■ **Exercise**: In the data below, find every line with the string "structured" and pull it out.

■ **Data rows**:
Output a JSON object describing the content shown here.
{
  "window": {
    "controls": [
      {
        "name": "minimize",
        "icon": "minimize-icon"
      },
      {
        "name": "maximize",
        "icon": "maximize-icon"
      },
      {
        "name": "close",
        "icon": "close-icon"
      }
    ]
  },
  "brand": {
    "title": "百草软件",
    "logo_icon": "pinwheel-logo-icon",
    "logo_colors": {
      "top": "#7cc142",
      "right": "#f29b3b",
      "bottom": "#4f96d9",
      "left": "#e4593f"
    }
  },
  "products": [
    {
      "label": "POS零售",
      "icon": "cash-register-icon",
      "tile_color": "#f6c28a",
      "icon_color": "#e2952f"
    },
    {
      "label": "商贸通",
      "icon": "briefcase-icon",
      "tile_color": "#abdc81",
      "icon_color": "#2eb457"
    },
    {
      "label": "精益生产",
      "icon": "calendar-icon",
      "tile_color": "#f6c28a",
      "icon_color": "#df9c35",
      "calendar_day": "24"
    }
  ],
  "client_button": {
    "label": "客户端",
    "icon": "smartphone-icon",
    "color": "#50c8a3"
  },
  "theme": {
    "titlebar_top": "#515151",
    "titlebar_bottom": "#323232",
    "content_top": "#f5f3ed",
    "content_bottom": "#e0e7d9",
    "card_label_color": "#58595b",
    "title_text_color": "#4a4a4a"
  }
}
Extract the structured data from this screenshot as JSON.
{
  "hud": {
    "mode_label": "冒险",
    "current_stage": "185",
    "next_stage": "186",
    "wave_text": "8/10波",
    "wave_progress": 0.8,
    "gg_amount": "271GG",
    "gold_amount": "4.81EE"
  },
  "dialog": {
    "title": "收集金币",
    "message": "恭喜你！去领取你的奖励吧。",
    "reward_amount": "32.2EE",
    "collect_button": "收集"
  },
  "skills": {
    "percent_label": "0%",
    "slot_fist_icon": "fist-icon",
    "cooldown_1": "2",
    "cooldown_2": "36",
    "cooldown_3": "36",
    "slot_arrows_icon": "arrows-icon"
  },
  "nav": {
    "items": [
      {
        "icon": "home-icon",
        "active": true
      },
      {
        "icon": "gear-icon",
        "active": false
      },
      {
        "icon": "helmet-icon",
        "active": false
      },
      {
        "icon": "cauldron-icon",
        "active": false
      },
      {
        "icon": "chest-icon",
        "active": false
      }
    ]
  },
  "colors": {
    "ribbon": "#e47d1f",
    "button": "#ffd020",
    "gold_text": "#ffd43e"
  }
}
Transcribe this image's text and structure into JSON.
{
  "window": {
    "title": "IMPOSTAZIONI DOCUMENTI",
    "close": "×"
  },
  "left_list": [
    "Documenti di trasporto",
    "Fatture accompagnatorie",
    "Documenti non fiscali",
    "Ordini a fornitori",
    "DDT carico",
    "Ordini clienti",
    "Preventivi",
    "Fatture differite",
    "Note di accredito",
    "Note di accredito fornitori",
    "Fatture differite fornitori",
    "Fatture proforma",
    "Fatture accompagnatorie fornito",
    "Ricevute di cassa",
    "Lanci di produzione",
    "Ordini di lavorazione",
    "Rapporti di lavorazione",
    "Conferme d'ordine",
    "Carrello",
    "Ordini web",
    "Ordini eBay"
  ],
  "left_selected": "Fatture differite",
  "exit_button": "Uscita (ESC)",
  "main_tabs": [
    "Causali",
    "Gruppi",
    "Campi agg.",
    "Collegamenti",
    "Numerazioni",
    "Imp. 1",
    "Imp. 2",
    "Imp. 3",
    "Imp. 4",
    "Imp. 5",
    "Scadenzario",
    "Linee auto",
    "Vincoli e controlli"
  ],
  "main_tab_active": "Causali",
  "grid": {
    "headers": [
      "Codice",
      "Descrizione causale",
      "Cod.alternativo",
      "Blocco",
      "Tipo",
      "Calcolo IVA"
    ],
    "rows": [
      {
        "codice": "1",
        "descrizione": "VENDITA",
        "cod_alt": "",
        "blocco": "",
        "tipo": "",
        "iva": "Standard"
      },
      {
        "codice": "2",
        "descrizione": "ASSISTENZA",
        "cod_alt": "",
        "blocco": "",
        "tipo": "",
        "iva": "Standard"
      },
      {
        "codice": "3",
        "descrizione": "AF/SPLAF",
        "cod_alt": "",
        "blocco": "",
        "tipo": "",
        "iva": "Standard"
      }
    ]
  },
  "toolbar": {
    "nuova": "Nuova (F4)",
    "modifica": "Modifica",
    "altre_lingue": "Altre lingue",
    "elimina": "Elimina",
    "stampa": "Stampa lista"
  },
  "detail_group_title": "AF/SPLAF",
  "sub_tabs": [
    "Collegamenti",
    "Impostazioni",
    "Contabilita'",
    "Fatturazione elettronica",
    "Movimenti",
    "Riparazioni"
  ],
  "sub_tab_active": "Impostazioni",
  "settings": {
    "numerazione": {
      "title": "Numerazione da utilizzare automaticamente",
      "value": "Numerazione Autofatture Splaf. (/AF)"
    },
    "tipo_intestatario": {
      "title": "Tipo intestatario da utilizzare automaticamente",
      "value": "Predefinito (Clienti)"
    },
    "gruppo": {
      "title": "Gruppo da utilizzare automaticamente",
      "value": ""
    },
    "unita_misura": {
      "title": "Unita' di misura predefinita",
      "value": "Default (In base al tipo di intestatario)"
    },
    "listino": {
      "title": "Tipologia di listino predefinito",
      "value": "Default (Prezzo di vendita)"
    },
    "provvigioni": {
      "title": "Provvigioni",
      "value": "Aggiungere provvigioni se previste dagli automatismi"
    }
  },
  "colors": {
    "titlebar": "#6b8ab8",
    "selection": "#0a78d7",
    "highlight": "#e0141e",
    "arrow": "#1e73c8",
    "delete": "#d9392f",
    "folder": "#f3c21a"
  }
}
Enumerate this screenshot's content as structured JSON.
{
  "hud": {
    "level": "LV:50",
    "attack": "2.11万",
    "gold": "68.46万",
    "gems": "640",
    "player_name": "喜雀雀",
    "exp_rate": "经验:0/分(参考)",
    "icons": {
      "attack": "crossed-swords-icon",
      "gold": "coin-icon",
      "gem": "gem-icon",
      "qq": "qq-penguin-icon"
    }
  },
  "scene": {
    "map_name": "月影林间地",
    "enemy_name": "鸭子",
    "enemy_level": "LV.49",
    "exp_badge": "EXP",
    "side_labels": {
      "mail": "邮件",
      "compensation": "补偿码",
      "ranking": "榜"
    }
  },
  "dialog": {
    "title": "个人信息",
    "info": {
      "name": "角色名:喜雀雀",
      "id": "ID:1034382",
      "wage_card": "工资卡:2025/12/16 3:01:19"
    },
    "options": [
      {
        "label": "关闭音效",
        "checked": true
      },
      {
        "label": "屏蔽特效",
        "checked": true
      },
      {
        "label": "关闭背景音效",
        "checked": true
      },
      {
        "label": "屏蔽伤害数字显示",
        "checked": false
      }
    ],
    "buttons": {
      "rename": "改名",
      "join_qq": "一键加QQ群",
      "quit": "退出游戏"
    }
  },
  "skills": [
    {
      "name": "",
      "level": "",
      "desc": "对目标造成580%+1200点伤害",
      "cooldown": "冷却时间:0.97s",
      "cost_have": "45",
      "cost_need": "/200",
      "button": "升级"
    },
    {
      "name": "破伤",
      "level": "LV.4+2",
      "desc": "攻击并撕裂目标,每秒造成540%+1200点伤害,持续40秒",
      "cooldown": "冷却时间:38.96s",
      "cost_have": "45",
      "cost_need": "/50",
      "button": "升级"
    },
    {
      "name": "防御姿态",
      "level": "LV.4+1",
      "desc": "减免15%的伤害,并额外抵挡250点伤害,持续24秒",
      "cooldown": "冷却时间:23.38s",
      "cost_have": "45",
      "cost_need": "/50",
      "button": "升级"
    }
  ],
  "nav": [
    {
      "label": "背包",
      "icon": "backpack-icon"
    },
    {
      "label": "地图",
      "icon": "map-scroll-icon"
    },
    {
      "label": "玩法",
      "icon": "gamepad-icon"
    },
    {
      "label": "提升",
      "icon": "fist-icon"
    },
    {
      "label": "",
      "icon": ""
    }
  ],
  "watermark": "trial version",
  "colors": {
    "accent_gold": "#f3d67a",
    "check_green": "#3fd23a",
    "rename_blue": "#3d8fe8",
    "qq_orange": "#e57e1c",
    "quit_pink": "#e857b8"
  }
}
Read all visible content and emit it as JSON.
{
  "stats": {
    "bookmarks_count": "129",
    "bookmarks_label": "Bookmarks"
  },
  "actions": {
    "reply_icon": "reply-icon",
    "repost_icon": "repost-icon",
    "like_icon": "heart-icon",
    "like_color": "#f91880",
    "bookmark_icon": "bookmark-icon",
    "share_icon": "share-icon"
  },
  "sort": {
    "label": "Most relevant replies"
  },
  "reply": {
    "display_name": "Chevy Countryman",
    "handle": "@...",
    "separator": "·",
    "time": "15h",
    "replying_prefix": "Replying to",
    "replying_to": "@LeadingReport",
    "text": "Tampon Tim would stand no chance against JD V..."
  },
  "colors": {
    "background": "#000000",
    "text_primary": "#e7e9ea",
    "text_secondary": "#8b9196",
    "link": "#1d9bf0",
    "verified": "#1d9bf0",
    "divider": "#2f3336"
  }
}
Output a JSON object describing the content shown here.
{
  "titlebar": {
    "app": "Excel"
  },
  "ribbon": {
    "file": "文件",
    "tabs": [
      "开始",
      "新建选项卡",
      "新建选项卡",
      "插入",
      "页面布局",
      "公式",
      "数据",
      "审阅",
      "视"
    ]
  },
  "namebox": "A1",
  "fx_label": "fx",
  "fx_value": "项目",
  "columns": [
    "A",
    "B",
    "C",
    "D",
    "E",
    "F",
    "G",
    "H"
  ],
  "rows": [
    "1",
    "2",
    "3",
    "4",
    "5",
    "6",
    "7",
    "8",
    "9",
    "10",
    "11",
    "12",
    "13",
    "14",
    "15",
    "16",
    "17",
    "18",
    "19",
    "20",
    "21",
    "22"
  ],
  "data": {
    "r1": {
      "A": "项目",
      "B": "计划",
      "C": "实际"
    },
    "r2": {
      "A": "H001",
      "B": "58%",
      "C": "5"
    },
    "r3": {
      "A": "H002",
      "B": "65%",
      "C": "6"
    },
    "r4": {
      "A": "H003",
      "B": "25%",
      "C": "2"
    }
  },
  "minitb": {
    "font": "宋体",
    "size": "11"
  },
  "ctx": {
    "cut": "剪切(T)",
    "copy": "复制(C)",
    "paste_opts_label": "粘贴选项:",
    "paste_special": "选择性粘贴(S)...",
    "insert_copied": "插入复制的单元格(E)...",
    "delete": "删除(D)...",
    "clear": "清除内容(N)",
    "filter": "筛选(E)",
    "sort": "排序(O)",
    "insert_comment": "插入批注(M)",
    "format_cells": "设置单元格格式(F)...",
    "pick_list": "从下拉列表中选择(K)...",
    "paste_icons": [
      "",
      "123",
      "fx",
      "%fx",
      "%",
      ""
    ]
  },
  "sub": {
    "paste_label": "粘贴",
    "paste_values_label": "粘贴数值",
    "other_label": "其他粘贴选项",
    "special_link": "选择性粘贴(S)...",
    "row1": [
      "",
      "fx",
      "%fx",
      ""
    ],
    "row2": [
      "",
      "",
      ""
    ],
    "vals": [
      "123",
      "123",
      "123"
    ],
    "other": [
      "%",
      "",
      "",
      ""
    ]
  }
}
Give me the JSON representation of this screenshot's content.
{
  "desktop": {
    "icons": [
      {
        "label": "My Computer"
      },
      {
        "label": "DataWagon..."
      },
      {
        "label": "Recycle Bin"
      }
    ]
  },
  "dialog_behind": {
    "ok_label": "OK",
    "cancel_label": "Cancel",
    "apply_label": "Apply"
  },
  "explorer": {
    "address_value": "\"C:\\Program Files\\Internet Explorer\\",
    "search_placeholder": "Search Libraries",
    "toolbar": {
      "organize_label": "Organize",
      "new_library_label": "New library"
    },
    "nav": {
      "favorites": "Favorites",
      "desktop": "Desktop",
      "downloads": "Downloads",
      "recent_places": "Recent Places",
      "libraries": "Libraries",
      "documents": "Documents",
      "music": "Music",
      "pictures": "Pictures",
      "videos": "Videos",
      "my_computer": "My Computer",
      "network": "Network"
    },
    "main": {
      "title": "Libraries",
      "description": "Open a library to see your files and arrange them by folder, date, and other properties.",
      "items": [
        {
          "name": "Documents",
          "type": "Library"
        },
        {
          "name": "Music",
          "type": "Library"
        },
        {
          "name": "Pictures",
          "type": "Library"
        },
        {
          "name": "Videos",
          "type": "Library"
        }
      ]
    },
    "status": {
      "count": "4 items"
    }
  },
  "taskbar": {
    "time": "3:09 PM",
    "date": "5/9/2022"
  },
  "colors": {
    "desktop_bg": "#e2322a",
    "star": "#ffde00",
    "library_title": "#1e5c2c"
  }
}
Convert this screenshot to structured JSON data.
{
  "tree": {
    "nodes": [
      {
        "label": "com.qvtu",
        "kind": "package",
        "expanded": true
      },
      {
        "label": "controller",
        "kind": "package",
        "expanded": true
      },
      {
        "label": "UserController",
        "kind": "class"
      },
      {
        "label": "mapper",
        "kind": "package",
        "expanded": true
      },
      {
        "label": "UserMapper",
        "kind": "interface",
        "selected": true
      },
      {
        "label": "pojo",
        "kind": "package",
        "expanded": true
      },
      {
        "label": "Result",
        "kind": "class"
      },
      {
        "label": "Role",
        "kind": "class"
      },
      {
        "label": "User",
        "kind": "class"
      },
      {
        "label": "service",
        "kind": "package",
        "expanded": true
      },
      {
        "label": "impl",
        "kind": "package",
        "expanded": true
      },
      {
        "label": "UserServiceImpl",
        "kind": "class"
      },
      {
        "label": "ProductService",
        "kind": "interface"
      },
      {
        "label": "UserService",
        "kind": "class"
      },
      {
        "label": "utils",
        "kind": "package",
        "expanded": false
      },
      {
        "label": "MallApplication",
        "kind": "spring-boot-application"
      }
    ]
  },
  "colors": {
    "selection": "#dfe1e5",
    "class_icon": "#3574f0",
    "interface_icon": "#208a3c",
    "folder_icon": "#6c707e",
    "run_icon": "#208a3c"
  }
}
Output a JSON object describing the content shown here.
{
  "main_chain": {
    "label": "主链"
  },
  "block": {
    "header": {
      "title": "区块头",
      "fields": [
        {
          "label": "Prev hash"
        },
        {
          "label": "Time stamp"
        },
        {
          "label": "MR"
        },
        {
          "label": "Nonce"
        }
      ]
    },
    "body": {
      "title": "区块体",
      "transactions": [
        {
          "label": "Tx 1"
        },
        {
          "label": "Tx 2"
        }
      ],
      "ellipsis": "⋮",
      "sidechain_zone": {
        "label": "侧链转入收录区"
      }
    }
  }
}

■ **Solution to this problem**:
Extract the structured data from this screenshot as JSON.
Enumerate this screenshot's content as structured JSON.
Convert this screenshot to structured JSON data.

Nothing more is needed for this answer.